GOAL
Read the lines below and count those that have the word "JSON". Respond with the number only.

** begin **

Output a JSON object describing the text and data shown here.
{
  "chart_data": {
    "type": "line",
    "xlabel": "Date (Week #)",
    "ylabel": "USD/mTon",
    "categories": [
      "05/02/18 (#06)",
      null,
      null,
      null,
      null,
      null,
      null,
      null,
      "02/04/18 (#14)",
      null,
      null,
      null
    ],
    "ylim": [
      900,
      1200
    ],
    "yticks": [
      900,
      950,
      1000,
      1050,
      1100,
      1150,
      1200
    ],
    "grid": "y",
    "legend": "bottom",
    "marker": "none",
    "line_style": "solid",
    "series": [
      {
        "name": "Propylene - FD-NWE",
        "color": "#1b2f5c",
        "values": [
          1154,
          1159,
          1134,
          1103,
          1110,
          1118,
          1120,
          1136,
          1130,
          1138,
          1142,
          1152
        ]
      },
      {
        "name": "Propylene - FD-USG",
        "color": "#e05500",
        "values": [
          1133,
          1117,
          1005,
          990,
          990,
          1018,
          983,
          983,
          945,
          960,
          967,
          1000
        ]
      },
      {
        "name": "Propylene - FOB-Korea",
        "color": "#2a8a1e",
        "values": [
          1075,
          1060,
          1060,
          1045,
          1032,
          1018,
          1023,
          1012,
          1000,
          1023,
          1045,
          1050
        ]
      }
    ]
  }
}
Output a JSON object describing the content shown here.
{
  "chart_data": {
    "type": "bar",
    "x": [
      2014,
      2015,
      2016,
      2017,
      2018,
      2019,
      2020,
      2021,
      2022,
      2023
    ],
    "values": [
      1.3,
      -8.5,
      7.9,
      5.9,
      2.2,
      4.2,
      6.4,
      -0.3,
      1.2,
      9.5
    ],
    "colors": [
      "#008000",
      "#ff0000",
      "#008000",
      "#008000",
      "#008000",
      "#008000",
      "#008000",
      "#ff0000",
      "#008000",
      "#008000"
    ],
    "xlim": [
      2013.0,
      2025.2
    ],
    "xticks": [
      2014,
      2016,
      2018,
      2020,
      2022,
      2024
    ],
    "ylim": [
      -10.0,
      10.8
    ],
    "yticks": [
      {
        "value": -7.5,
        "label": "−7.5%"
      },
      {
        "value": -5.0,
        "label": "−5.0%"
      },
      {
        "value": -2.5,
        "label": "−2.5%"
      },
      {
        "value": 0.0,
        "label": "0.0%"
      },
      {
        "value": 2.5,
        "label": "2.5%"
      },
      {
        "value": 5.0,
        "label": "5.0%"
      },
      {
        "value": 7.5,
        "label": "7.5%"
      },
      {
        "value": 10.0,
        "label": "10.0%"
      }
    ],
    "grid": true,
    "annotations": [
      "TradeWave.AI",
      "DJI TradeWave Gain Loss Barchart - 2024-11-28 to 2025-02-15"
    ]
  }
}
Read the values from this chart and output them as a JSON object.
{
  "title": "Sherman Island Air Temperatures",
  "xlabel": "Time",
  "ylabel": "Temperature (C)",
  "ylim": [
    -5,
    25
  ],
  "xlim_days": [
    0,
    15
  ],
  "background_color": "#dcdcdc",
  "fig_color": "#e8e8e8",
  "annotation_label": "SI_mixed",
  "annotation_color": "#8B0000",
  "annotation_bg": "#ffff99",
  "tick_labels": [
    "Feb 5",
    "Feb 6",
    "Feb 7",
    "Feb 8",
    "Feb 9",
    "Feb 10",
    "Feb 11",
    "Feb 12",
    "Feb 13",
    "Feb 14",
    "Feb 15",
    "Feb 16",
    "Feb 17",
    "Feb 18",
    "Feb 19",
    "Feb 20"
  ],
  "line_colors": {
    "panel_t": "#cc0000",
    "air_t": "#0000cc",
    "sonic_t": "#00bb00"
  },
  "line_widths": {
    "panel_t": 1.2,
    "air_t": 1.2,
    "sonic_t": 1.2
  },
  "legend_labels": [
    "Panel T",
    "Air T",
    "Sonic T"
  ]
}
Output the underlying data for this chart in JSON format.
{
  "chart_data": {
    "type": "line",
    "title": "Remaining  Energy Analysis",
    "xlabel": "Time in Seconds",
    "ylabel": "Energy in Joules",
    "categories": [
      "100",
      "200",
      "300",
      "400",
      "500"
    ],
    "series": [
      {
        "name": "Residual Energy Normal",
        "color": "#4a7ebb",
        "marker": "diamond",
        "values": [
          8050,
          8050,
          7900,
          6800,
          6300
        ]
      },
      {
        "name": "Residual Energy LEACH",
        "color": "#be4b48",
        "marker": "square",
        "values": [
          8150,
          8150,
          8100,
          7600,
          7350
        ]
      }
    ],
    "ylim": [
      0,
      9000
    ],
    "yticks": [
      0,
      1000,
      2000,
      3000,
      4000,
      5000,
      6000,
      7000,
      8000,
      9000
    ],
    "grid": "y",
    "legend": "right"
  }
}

** end **

SOLUTION FOR THIS PROBLEM
4